### SHORT EXERCISE
Look below and pull out each line with the word "Malaysia".

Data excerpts
•••••

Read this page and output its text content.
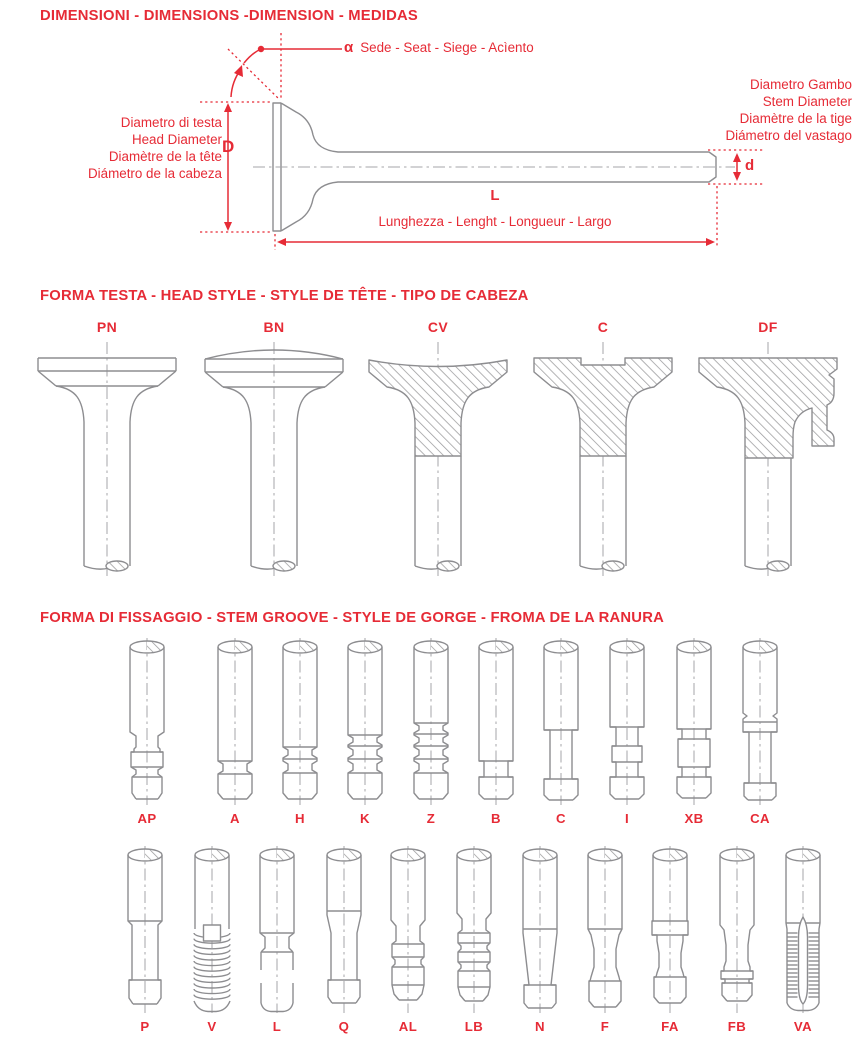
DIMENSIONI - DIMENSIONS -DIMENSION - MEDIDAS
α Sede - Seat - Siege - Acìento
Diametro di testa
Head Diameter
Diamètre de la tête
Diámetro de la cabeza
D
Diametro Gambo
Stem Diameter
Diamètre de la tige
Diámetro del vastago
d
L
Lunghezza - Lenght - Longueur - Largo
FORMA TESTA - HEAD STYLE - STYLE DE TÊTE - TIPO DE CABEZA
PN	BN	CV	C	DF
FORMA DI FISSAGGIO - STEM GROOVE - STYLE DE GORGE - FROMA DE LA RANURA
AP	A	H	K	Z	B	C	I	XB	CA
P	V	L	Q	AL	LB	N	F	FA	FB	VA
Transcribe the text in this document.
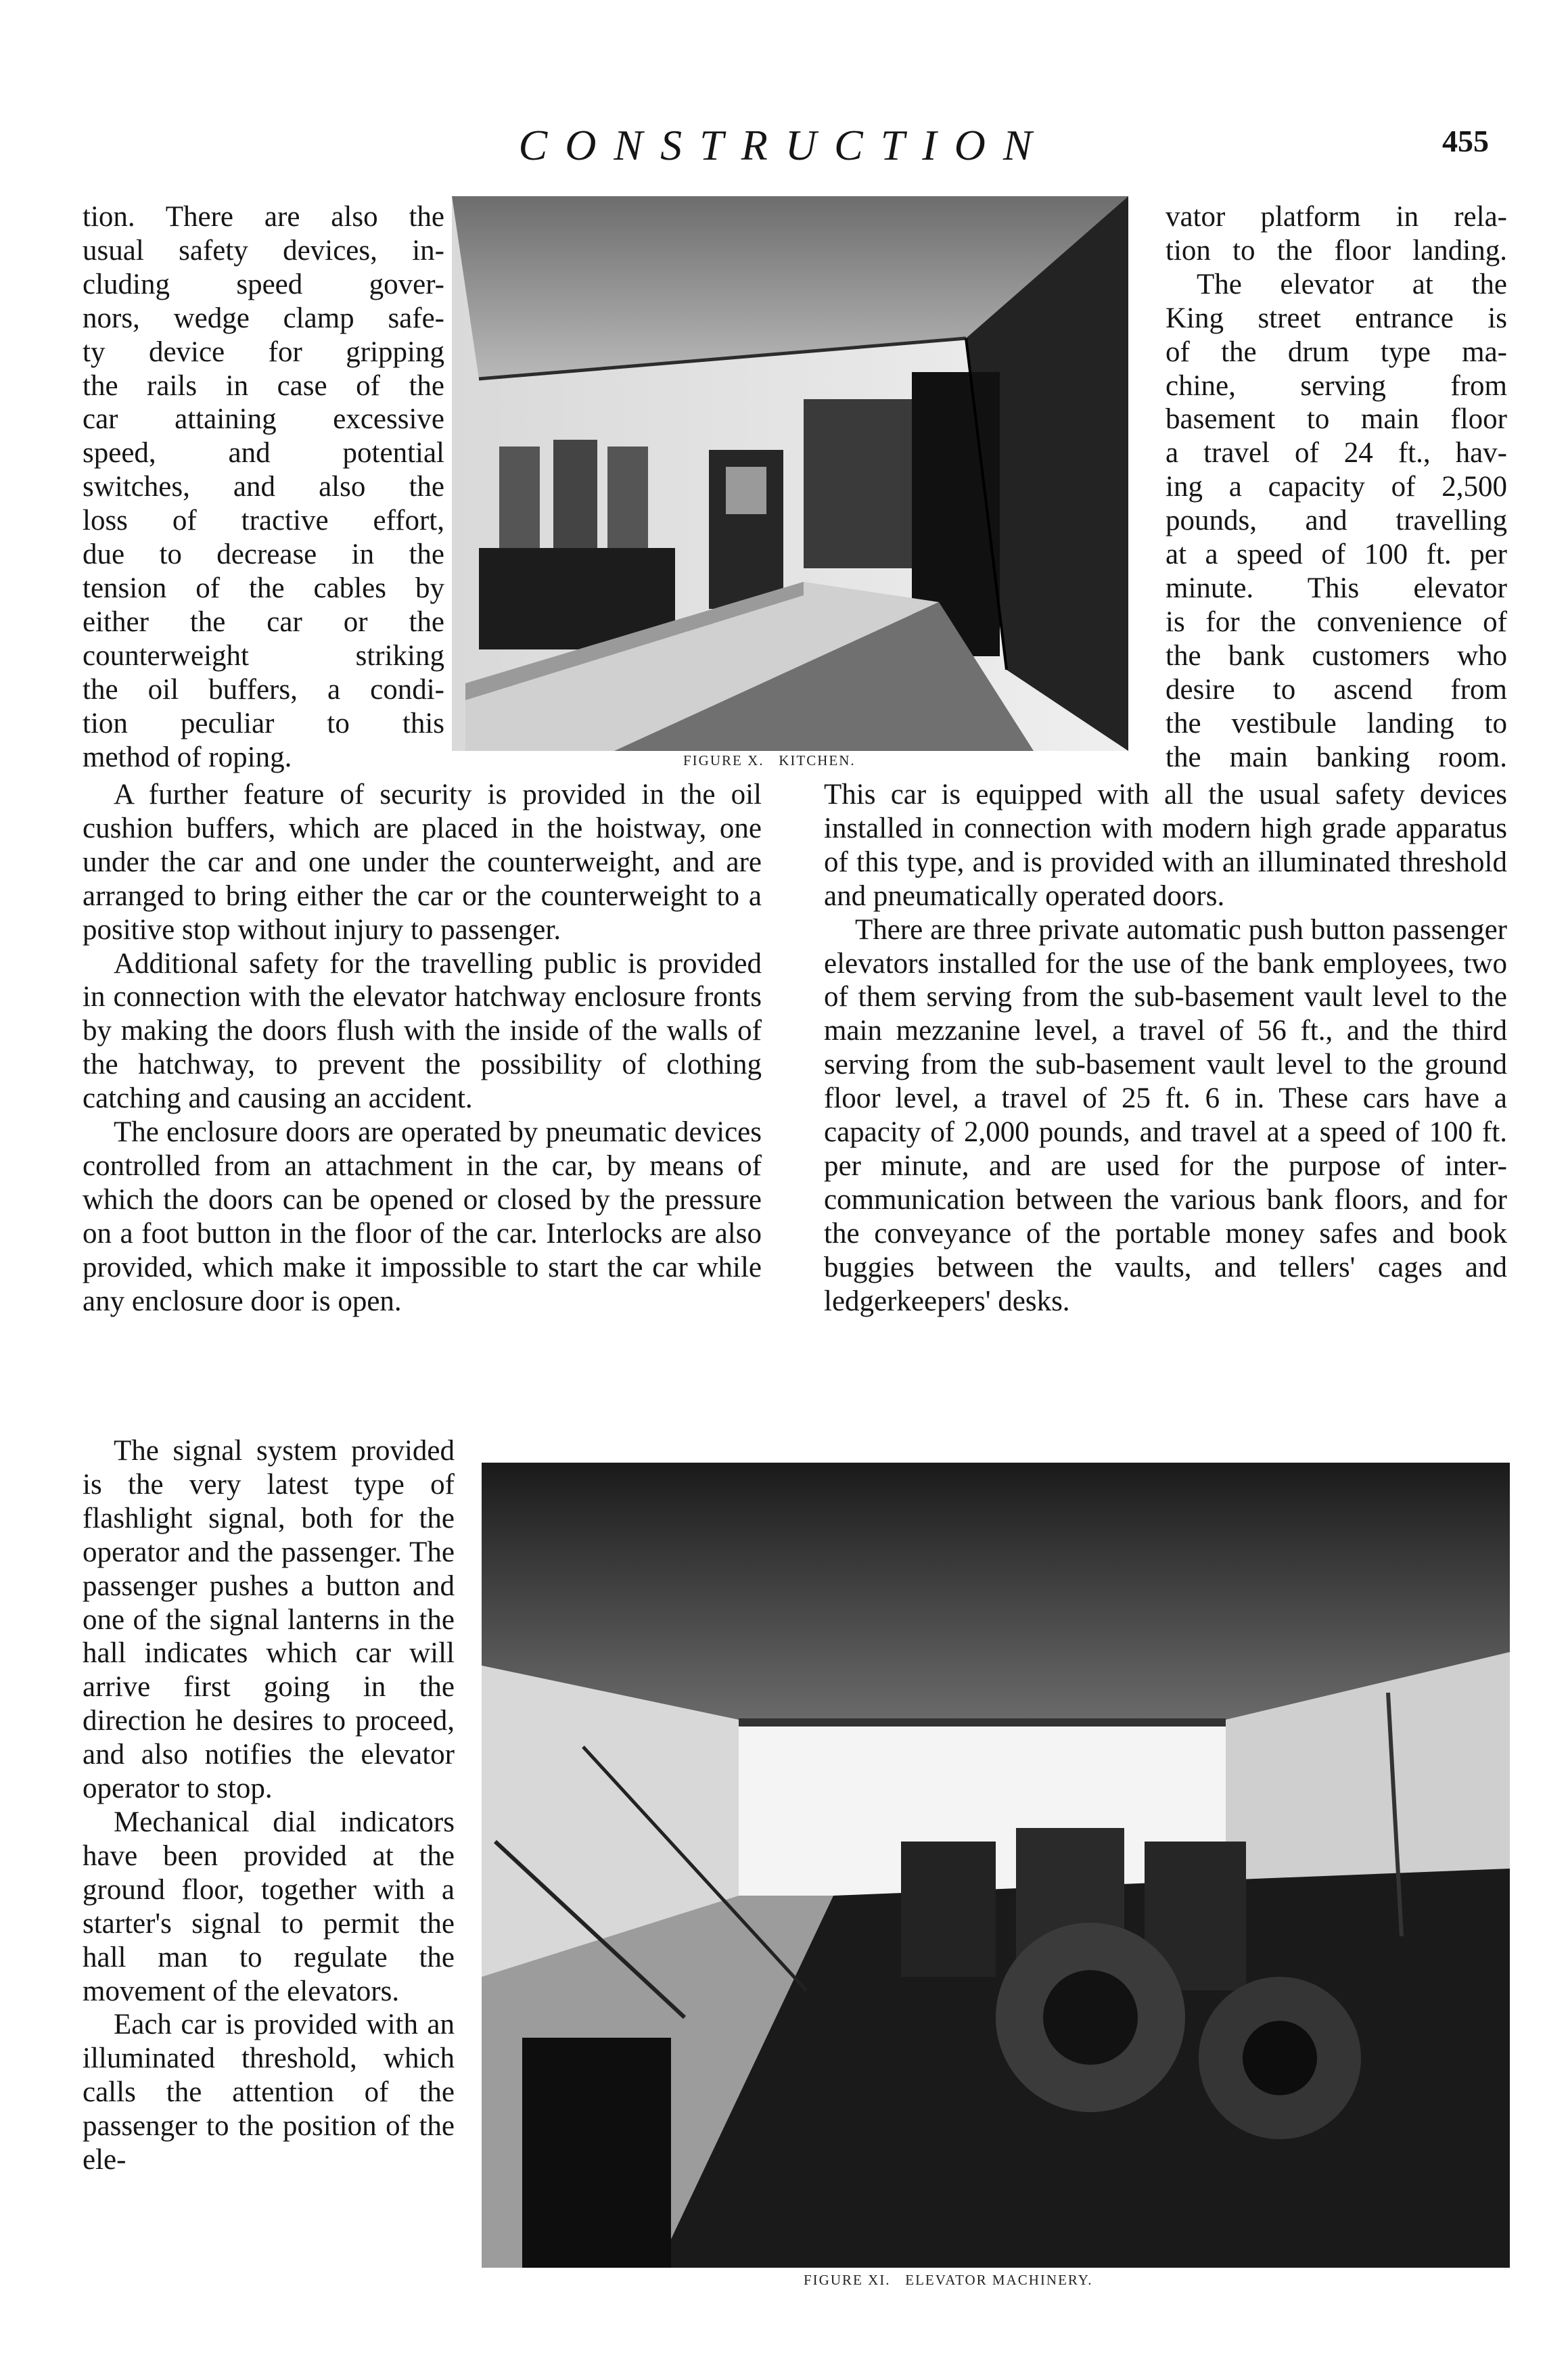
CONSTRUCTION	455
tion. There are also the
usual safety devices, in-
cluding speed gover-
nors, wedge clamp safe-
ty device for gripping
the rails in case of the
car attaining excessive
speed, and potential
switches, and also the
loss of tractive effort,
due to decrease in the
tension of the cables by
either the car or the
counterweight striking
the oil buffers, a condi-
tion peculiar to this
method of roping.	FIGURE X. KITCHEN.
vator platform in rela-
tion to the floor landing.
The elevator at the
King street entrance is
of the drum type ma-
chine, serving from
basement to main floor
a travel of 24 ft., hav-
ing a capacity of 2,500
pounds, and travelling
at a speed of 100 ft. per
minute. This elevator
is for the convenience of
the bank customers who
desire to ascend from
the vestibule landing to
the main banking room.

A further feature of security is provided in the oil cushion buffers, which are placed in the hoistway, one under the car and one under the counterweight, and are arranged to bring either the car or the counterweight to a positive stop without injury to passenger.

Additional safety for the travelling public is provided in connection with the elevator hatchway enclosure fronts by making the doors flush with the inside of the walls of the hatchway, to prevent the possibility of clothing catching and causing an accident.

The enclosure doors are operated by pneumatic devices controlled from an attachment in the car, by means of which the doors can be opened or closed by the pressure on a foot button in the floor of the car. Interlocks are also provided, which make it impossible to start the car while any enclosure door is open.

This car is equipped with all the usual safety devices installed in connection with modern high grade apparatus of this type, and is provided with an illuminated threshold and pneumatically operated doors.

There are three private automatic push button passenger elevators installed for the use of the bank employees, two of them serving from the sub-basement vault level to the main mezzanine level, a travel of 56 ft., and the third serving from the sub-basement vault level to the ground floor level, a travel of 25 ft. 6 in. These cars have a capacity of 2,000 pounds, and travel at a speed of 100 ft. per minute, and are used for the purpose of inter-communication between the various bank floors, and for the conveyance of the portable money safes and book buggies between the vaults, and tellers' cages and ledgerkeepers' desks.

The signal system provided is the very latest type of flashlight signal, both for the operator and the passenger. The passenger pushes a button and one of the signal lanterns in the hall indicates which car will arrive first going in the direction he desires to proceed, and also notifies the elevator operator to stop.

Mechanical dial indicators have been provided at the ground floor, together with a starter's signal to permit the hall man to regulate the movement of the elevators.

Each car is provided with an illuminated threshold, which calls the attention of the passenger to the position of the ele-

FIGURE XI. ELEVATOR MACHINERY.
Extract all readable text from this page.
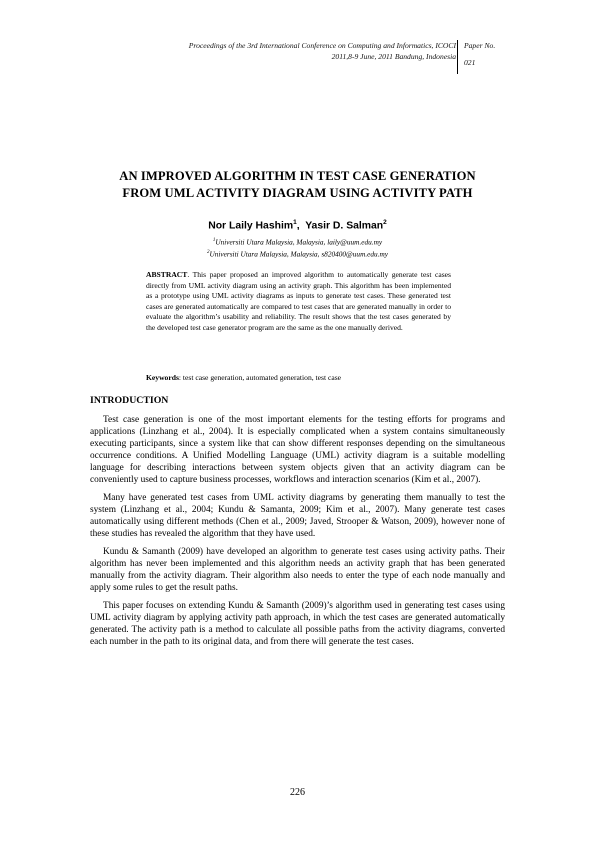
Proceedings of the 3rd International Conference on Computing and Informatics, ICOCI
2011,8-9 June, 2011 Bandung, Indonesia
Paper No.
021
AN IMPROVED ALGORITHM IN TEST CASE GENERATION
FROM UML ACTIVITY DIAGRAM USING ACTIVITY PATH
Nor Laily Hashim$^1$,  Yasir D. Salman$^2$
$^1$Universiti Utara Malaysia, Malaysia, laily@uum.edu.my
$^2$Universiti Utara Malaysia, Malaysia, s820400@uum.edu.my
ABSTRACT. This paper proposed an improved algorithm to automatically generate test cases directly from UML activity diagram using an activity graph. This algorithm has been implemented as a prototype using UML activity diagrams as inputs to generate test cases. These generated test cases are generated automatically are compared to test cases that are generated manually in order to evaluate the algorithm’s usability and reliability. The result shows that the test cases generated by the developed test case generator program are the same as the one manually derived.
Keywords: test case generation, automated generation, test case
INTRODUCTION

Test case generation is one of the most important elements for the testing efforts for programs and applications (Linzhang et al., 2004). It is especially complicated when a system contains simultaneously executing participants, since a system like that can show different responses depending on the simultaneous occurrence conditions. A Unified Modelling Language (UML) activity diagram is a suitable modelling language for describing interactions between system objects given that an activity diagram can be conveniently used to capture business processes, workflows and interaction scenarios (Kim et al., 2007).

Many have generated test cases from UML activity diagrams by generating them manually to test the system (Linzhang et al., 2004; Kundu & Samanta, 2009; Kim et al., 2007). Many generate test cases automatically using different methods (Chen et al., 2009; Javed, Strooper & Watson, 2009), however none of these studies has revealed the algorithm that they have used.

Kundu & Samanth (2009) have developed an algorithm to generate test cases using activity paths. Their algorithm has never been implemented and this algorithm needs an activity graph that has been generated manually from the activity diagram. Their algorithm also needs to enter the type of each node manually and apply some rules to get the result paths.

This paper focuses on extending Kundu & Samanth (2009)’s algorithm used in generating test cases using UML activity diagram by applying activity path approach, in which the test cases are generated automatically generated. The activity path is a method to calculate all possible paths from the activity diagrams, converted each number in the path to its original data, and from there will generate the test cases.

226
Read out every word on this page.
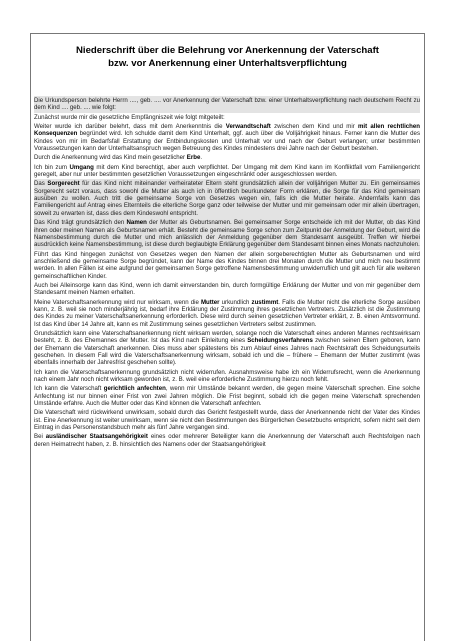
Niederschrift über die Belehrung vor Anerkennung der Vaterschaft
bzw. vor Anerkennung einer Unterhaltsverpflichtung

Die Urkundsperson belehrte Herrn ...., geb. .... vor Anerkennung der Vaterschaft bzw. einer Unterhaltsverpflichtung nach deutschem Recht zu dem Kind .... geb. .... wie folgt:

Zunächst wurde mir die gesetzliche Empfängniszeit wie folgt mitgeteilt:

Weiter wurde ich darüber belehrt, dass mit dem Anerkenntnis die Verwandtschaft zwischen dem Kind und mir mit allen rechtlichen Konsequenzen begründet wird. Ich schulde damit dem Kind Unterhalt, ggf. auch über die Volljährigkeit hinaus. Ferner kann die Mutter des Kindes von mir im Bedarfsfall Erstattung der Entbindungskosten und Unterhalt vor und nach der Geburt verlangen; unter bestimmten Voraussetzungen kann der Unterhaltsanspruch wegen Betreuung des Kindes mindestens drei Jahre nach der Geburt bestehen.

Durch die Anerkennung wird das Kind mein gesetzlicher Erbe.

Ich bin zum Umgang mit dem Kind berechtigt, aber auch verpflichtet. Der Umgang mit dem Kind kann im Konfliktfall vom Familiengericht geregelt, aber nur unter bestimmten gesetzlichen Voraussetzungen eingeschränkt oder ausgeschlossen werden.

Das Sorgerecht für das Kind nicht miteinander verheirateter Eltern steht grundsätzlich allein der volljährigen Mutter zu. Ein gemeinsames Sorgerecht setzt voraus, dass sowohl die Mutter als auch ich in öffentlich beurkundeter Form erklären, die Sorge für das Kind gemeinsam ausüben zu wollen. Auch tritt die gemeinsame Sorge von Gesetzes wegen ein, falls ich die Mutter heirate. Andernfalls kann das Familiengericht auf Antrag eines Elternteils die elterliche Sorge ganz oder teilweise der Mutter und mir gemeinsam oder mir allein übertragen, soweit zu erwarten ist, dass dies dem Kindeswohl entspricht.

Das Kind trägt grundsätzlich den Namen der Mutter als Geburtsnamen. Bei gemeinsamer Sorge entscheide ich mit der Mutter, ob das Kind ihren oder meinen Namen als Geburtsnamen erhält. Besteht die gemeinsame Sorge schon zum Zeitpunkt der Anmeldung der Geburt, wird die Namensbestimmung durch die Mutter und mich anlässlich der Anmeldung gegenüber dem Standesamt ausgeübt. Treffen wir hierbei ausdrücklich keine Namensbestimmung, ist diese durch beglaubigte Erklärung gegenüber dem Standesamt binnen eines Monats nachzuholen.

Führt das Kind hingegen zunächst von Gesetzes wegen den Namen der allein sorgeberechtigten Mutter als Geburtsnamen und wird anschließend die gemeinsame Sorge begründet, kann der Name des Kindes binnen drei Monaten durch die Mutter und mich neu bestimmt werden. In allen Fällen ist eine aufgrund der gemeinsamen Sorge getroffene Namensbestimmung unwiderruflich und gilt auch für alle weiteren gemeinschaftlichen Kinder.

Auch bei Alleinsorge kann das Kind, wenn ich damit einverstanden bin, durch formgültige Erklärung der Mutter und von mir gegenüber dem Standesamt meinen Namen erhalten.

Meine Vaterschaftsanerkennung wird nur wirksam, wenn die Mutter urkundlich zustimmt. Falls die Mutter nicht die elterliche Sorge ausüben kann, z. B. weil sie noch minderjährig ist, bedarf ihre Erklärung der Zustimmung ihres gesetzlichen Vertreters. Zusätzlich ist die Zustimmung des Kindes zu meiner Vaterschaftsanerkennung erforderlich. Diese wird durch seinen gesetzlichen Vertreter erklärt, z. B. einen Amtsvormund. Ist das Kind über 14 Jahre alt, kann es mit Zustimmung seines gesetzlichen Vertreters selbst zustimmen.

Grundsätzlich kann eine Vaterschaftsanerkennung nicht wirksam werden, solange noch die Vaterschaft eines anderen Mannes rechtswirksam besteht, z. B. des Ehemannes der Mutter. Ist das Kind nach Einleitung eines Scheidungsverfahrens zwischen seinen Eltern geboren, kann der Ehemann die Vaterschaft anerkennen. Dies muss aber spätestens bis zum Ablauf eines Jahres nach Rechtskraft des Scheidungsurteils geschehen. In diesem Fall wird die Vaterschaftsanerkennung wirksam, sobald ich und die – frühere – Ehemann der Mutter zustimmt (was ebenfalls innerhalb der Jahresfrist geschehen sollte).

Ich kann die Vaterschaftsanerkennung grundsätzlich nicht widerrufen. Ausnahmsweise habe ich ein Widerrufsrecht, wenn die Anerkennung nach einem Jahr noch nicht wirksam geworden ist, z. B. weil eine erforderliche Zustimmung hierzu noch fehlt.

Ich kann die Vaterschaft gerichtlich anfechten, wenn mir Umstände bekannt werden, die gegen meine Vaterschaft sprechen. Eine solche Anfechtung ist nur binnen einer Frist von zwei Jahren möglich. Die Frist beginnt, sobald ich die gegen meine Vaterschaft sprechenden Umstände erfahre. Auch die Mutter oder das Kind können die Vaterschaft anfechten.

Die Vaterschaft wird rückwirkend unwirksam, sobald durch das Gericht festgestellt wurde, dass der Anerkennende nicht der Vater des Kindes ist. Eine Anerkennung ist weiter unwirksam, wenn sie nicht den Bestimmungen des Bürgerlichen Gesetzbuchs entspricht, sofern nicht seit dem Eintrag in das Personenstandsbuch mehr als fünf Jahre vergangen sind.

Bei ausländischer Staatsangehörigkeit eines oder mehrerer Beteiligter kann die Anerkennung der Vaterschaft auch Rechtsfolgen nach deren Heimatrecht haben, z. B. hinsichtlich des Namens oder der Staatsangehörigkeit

•••••

### WRITTEN RESPONSE
$^1$Universiti Utara Malaysia, Malaysia, laily@uum.edu.my
$^2$Universiti Utara Malaysia, Malaysia, s820400@uum.edu.my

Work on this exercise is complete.